Collected data

▬▬▬▬▬▬

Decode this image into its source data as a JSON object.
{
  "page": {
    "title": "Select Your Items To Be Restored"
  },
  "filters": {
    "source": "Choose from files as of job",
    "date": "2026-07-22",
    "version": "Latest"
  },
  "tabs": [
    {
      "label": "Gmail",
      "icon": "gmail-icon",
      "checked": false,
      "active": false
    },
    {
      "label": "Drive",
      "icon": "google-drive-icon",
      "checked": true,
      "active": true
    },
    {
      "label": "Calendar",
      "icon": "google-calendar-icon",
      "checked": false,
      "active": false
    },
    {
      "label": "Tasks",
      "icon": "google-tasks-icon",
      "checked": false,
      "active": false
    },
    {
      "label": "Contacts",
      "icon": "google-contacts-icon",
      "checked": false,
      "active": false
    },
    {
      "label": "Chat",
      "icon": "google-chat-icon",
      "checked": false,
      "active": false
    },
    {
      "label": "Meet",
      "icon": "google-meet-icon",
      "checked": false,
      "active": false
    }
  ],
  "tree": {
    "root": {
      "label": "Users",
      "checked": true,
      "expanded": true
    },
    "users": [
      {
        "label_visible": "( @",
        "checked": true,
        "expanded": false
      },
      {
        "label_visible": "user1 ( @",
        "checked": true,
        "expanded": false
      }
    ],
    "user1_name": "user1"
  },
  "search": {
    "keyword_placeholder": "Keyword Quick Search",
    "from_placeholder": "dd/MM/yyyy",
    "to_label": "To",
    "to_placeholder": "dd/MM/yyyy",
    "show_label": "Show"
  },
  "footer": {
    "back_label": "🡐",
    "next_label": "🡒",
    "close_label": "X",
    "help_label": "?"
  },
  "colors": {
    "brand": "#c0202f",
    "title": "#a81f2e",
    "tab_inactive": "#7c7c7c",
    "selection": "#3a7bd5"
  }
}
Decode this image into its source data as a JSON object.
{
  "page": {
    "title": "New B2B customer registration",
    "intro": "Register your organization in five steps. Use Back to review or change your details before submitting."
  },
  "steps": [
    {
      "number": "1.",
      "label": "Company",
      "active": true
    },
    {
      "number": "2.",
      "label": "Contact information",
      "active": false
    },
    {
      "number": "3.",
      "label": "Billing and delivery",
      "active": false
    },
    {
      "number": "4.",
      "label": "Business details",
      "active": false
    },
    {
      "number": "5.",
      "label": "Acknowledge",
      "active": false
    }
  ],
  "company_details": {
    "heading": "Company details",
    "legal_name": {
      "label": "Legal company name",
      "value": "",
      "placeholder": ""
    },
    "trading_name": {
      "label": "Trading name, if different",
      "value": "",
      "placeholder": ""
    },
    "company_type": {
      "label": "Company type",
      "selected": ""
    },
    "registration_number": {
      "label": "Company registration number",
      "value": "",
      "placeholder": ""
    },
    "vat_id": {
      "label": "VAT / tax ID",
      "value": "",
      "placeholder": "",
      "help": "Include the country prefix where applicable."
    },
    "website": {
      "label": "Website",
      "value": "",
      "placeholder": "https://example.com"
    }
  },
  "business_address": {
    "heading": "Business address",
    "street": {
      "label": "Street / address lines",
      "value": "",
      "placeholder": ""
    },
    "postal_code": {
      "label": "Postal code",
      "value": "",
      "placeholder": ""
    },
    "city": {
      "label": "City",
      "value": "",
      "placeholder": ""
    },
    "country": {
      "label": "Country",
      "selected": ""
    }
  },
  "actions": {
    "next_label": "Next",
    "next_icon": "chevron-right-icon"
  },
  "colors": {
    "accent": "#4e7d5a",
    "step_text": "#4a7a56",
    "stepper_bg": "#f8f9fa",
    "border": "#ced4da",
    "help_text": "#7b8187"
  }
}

▬▬▬▬▬▬

= The request =
Reproduce the complete set of lines precisely as supplied.

= Solution to the problem =
Decode this image into its source data as a JSON object.
{
  "page": {
    "title": "Select Your Items To Be Restored"
  },
  "filters": {
    "source": "Choose from files as of job",
    "date": "2026-07-22",
    "version": "Latest"
  },
  "tabs": [
    {
      "label": "Gmail",
      "icon": "gmail-icon",
      "checked": false,
      "active": false
    },
    {
      "label": "Drive",
      "icon": "google-drive-icon",
      "checked": true,
      "active": true
    },
    {
      "label": "Calendar",
      "icon": "google-calendar-icon",
      "checked": false,
      "active": false
    },
    {
      "label": "Tasks",
      "icon": "google-tasks-icon",
      "checked": false,
      "active": false
    },
    {
      "label": "Contacts",
      "icon": "google-contacts-icon",
      "checked": false,
      "active": false
    },
    {
      "label": "Chat",
      "icon": "google-chat-icon",
      "checked": false,
      "active": false
    },
    {
      "label": "Meet",
      "icon": "google-meet-icon",
      "checked": false,
      "active": false
    }
  ],
  "tree": {
    "root": {
      "label": "Users",
      "checked": true,
      "expanded": true
    },
    "users": [
      {
        "label_visible": "( @",
        "checked": true,
        "expanded": false
      },
      {
        "label_visible": "user1 ( @",
        "checked": true,
        "expanded": false
      }
    ],
    "user1_name": "user1"
  },
  "search": {
    "keyword_placeholder": "Keyword Quick Search",
    "from_placeholder": "dd/MM/yyyy",
    "to_label": "To",
    "to_placeholder": "dd/MM/yyyy",
    "show_label": "Show"
  },
  "footer": {
    "back_label": "🡐",
    "next_label": "🡒",
    "close_label": "X",
    "help_label": "?"
  },
  "colors": {
    "brand": "#c0202f",
    "title": "#a81f2e",
    "tab_inactive": "#7c7c7c",
    "selection": "#3a7bd5"
  }
}
Decode this image into its source data as a JSON object.
{
  "page": {
    "title": "New B2B customer registration",
    "intro": "Register your organization in five steps. Use Back to review or change your details before submitting."
  },
  "steps": [
    {
      "number": "1.",
      "label": "Company",
      "active": true
    },
    {
      "number": "2.",
      "label": "Contact information",
      "active": false
    },
    {
      "number": "3.",
      "label": "Billing and delivery",
      "active": false
    },
    {
      "number": "4.",
      "label": "Business details",
      "active": false
    },
    {
      "number": "5.",
      "label": "Acknowledge",
      "active": false
    }
  ],
  "company_details": {
    "heading": "Company details",
    "legal_name": {
      "label": "Legal company name",
      "value": "",
      "placeholder": ""
    },
    "trading_name": {
      "label": "Trading name, if different",
      "value": "",
      "placeholder": ""
    },
    "company_type": {
      "label": "Company type",
      "selected": ""
    },
    "registration_number": {
      "label": "Company registration number",
      "value": "",
      "placeholder": ""
    },
    "vat_id": {
      "label": "VAT / tax ID",
      "value": "",
      "placeholder": "",
      "help": "Include the country prefix where applicable."
    },
    "website": {
      "label": "Website",
      "value": "",
      "placeholder": "https://example.com"
    }
  },
  "business_address": {
    "heading": "Business address",
    "street": {
      "label": "Street / address lines",
      "value": "",
      "placeholder": ""
    },
    "postal_code": {
      "label": "Postal code",
      "value": "",
      "placeholder": ""
    },
    "city": {
      "label": "City",
      "value": "",
      "placeholder": ""
    },
    "country": {
      "label": "Country",
      "selected": ""
    }
  },
  "actions": {
    "next_label": "Next",
    "next_icon": "chevron-right-icon"
  },
  "colors": {
    "accent": "#4e7d5a",
    "step_text": "#4a7a56",
    "stepper_bg": "#f8f9fa",
    "border": "#ced4da",
    "help_text": "#7b8187"
  }
}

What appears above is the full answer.